##### EXERCISE INPUTS #####

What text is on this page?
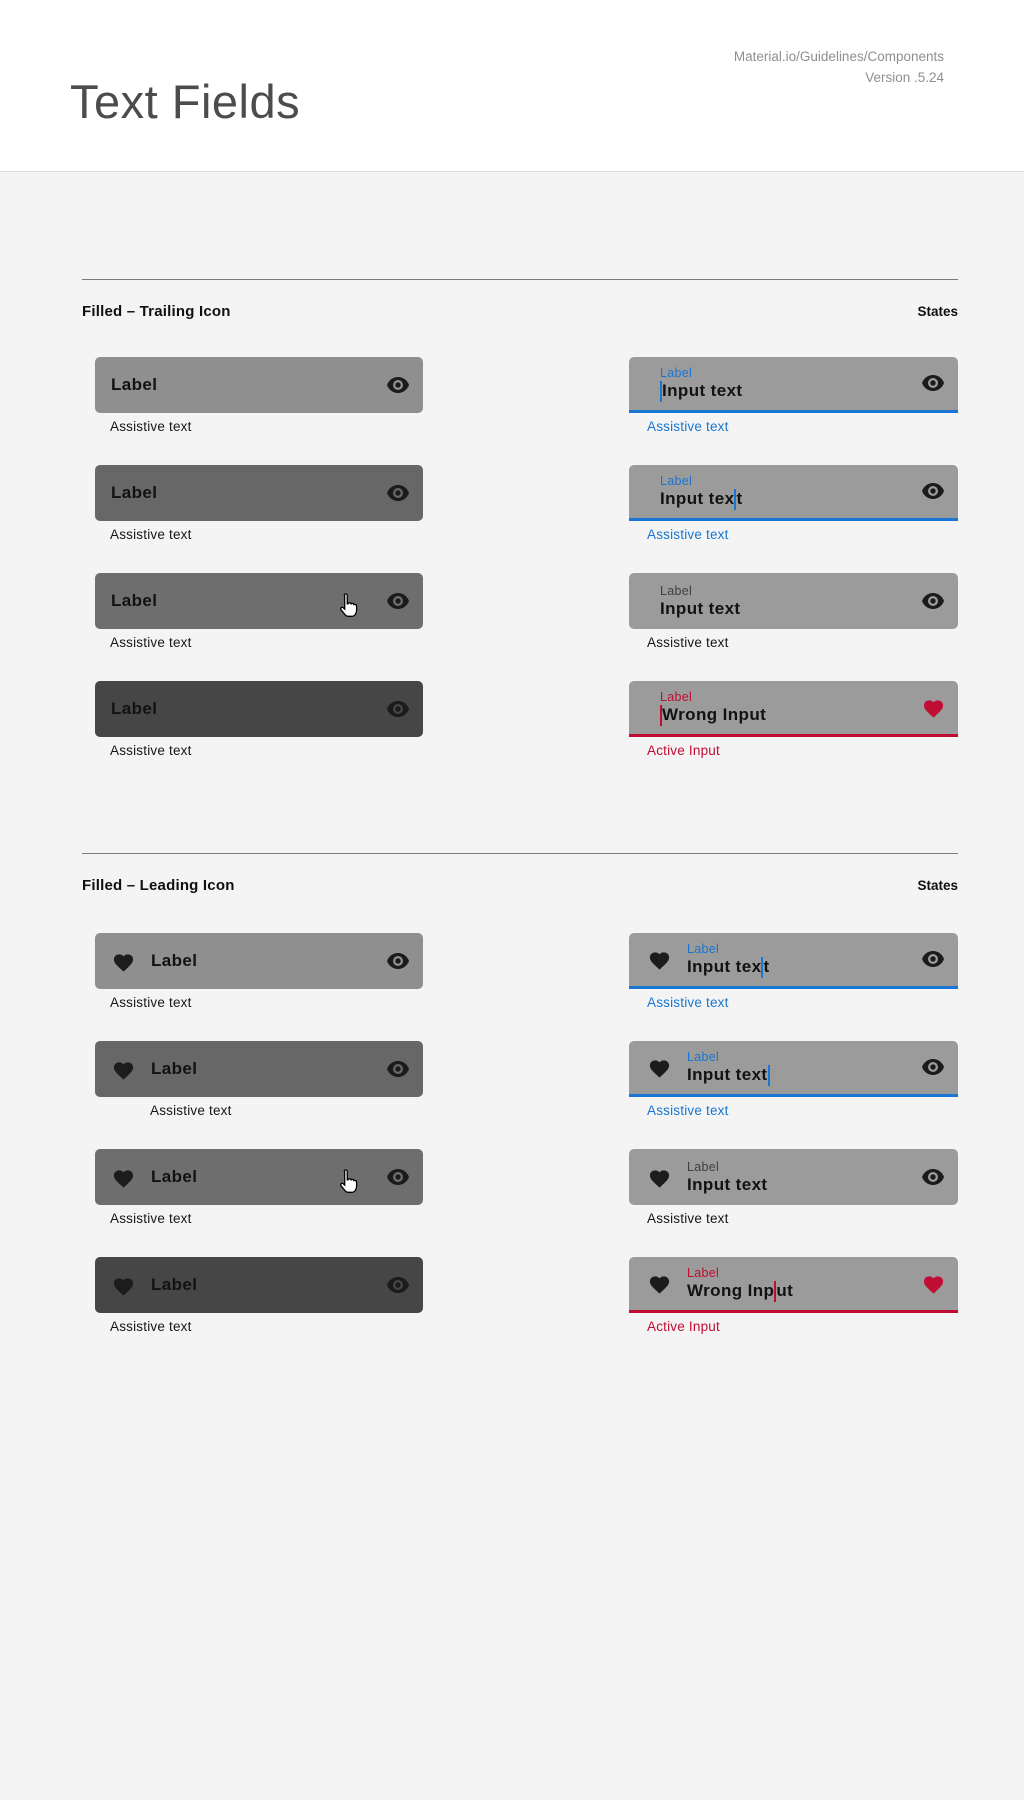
Material.io/Guidelines/Components
Version .5.24
Text Fields
Filled – Trailing Icon	States
Label
Assistive text
Label
Assistive text
Label
Assistive text
Label
Assistive text
Label
Input text
Assistive text
Label
Input tex t
Assistive text
Label
Input text
Assistive text
Label
Wrong Input
Active Input
Filled – Leading Icon	States
Label
Assistive text
Label
Assistive text
Label
Assistive text
Label
Assistive text
Label
Input tex t
Assistive text
Label
Input text
Assistive text
Label
Input text
Assistive text
Label
Wrong Inp ut
Active Input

#####

WRITTEN TASK: Tally the lines of the records holding the word "States", then state only the tally.

COMPLETE ANSWER: 2